Copy the records below exactly, leaving out any pictures.

◆ **Records for this task**
----

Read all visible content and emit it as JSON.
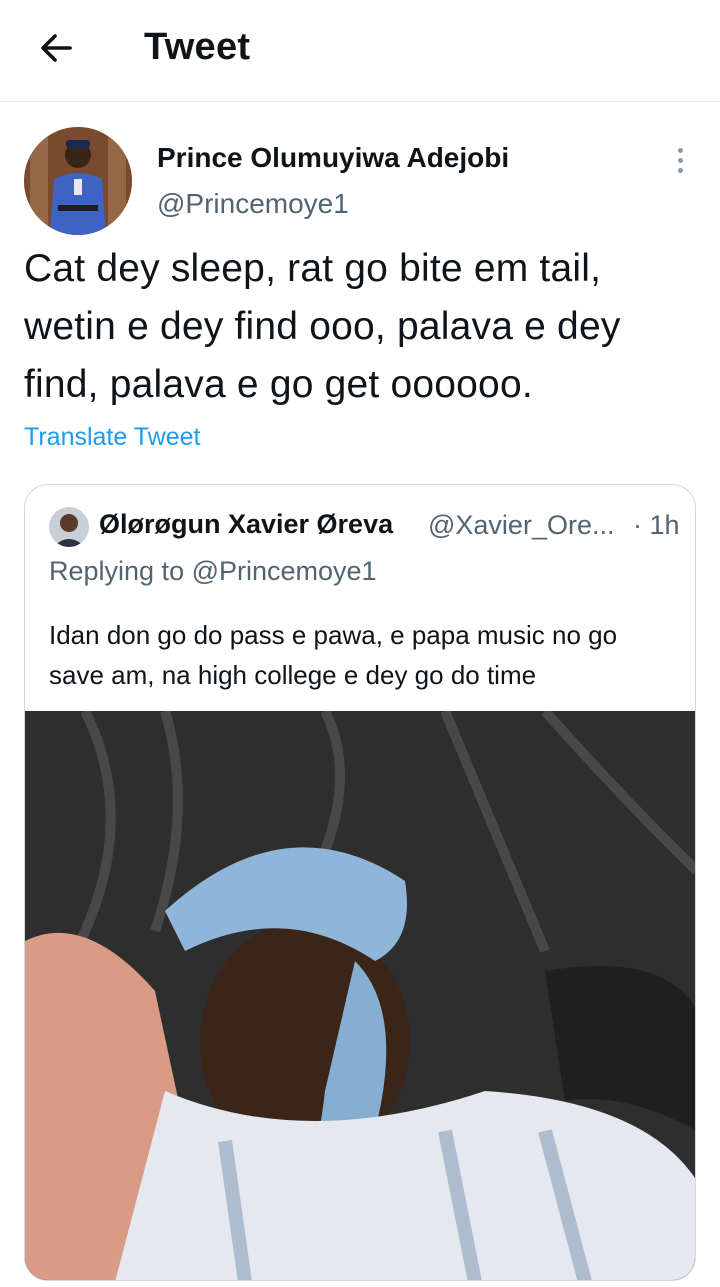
{
  "header": {
    "title": "Tweet",
    "back_icon": "arrow-left-icon"
  },
  "tweet": {
    "author_name": "Prince Olumuyiwa Adejobi",
    "author_handle": "@Princemoye1",
    "text": "Cat dey sleep, rat go bite em tail, wetin e dey find ooo, palava e dey find, palava e go get oooooo.",
    "translate_label": "Translate Tweet",
    "more_icon": "more-vertical-icon"
  },
  "quote": {
    "author_name": "Ølørøgun Xavier Øreva",
    "author_handle": "@Xavier_Ore...",
    "time": "· 1h",
    "replying_to": "Replying to @Princemoye1",
    "text": "Idan don go do pass e pawa, e papa music no go save am, na high college e dey go do time"
  },
  "colors": {
    "accent": "#1d9bf0",
    "secondary_text": "#536471",
    "border": "#cfd9de"
  }
}
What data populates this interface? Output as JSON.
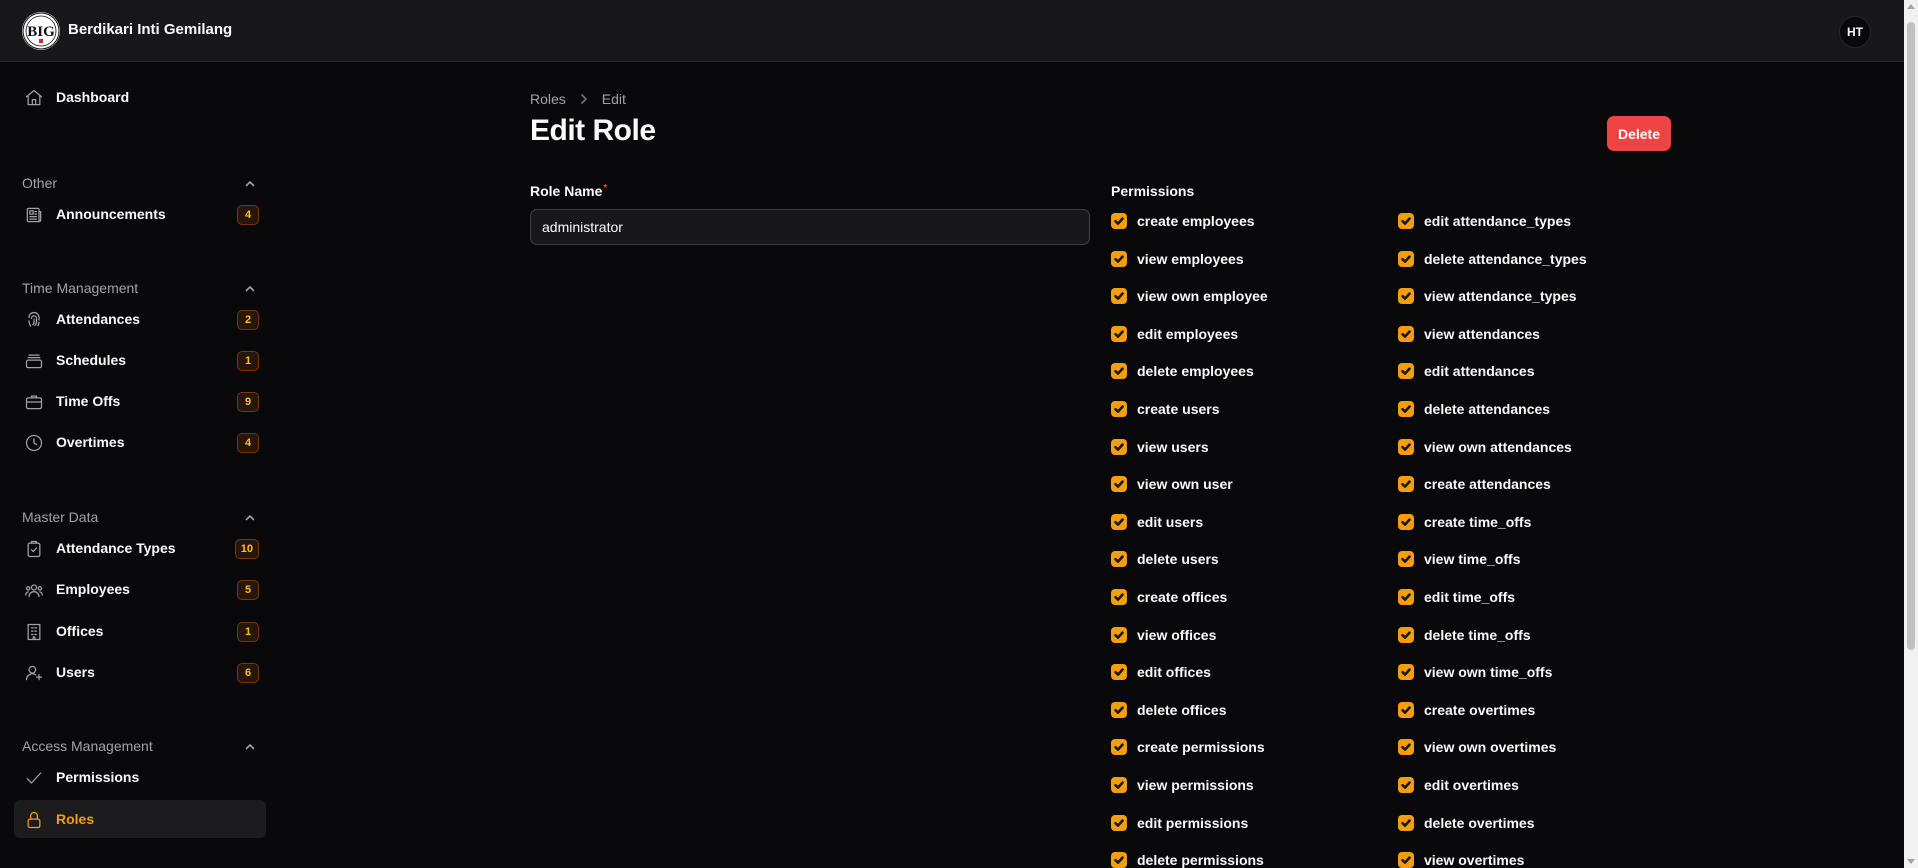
{
  "app": {
    "brand_name": "Berdikari Inti Gemilang",
    "logo_text": "BIG",
    "user_initials": "HT"
  },
  "sidebar": {
    "dashboard": {
      "label": "Dashboard",
      "icon": "home-icon"
    },
    "groups": [
      {
        "label": "Other",
        "items": [
          {
            "label": "Announcements",
            "badge": "4",
            "icon": "newspaper-icon"
          }
        ]
      },
      {
        "label": "Time Management",
        "items": [
          {
            "label": "Attendances",
            "badge": "2",
            "icon": "fingerprint-icon"
          },
          {
            "label": "Schedules",
            "badge": "1",
            "icon": "archive-icon"
          },
          {
            "label": "Time Offs",
            "badge": "9",
            "icon": "briefcase-icon"
          },
          {
            "label": "Overtimes",
            "badge": "4",
            "icon": "clock-icon"
          }
        ]
      },
      {
        "label": "Master Data",
        "items": [
          {
            "label": "Attendance Types",
            "badge": "10",
            "icon": "clipboard-check-icon"
          },
          {
            "label": "Employees",
            "badge": "5",
            "icon": "users-group-icon"
          },
          {
            "label": "Offices",
            "badge": "1",
            "icon": "building-icon"
          },
          {
            "label": "Users",
            "badge": "6",
            "icon": "user-plus-icon"
          }
        ]
      },
      {
        "label": "Access Management",
        "items": [
          {
            "label": "Permissions",
            "icon": "check-icon"
          },
          {
            "label": "Roles",
            "icon": "lock-icon",
            "active": true
          }
        ]
      }
    ]
  },
  "breadcrumb": {
    "parent": "Roles",
    "current": "Edit"
  },
  "page": {
    "title": "Edit Role",
    "delete_label": "Delete"
  },
  "form": {
    "role_name_label": "Role Name",
    "required_mark": "*",
    "role_name_value": "administrator",
    "permissions_label": "Permissions"
  },
  "permissions": {
    "column1": [
      "create employees",
      "view employees",
      "view own employee",
      "edit employees",
      "delete employees",
      "create users",
      "view users",
      "view own user",
      "edit users",
      "delete users",
      "create offices",
      "view offices",
      "edit offices",
      "delete offices",
      "create permissions",
      "view permissions",
      "edit permissions",
      "delete permissions"
    ],
    "column2": [
      "edit attendance_types",
      "delete attendance_types",
      "view attendance_types",
      "view attendances",
      "edit attendances",
      "delete attendances",
      "view own attendances",
      "create attendances",
      "create time_offs",
      "view time_offs",
      "edit time_offs",
      "delete time_offs",
      "view own time_offs",
      "create overtimes",
      "view own overtimes",
      "edit overtimes",
      "delete overtimes",
      "view overtimes"
    ],
    "checked": true
  },
  "colors": {
    "accent": "#f59e0b",
    "danger": "#ef4444",
    "background": "#09090b",
    "topbar": "#18181b"
  }
}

----

◆ **Written reply**
Read all visible content and emit it as JSON.
{
  "header": {
    "title": "Tweet",
    "back_icon": "arrow-left-icon"
  },
  "tweet": {
    "author_name": "Prince Olumuyiwa Adejobi",
    "author_handle": "@Princemoye1",
    "text": "Cat dey sleep, rat go bite em tail, wetin e dey find ooo, palava e dey find, palava e go get oooooo.",
    "translate_label": "Translate Tweet",
    "more_icon": "more-vertical-icon"
  },
  "quote": {
    "author_name": "Ølørøgun Xavier Øreva",
    "author_handle": "@Xavier_Ore...",
    "time": "· 1h",
    "replying_to": "Replying to @Princemoye1",
    "text": "Idan don go do pass e pawa, e papa music no go save am, na high college e dey go do time"
  },
  "colors": {
    "accent": "#1d9bf0",
    "secondary_text": "#536471",
    "border": "#cfd9de"
  }
}
What data populates this interface? Output as JSON.
{
  "app": {
    "brand_name": "Berdikari Inti Gemilang",
    "logo_text": "BIG",
    "user_initials": "HT"
  },
  "sidebar": {
    "dashboard": {
      "label": "Dashboard",
      "icon": "home-icon"
    },
    "groups": [
      {
        "label": "Other",
        "items": [
          {
            "label": "Announcements",
            "badge": "4",
            "icon": "newspaper-icon"
          }
        ]
      },
      {
        "label": "Time Management",
        "items": [
          {
            "label": "Attendances",
            "badge": "2",
            "icon": "fingerprint-icon"
          },
          {
            "label": "Schedules",
            "badge": "1",
            "icon": "archive-icon"
          },
          {
            "label": "Time Offs",
            "badge": "9",
            "icon": "briefcase-icon"
          },
          {
            "label": "Overtimes",
            "badge": "4",
            "icon": "clock-icon"
          }
        ]
      },
      {
        "label": "Master Data",
        "items": [
          {
            "label": "Attendance Types",
            "badge": "10",
            "icon": "clipboard-check-icon"
          },
          {
            "label": "Employees",
            "badge": "5",
            "icon": "users-group-icon"
          },
          {
            "label": "Offices",
            "badge": "1",
            "icon": "building-icon"
          },
          {
            "label": "Users",
            "badge": "6",
            "icon": "user-plus-icon"
          }
        ]
      },
      {
        "label": "Access Management",
        "items": [
          {
            "label": "Permissions",
            "icon": "check-icon"
          },
          {
            "label": "Roles",
            "icon": "lock-icon",
            "active": true
          }
        ]
      }
    ]
  },
  "breadcrumb": {
    "parent": "Roles",
    "current": "Edit"
  },
  "page": {
    "title": "Edit Role",
    "delete_label": "Delete"
  },
  "form": {
    "role_name_label": "Role Name",
    "required_mark": "*",
    "role_name_value": "administrator",
    "permissions_label": "Permissions"
  },
  "permissions": {
    "column1": [
      "create employees",
      "view employees",
      "view own employee",
      "edit employees",
      "delete employees",
      "create users",
      "view users",
      "view own user",
      "edit users",
      "delete users",
      "create offices",
      "view offices",
      "edit offices",
      "delete offices",
      "create permissions",
      "view permissions",
      "edit permissions",
      "delete permissions"
    ],
    "column2": [
      "edit attendance_types",
      "delete attendance_types",
      "view attendance_types",
      "view attendances",
      "edit attendances",
      "delete attendances",
      "view own attendances",
      "create attendances",
      "create time_offs",
      "view time_offs",
      "edit time_offs",
      "delete time_offs",
      "view own time_offs",
      "create overtimes",
      "view own overtimes",
      "edit overtimes",
      "delete overtimes",
      "view overtimes"
    ],
    "checked": true
  },
  "colors": {
    "accent": "#f59e0b",
    "danger": "#ef4444",
    "background": "#09090b",
    "topbar": "#18181b"
  }
}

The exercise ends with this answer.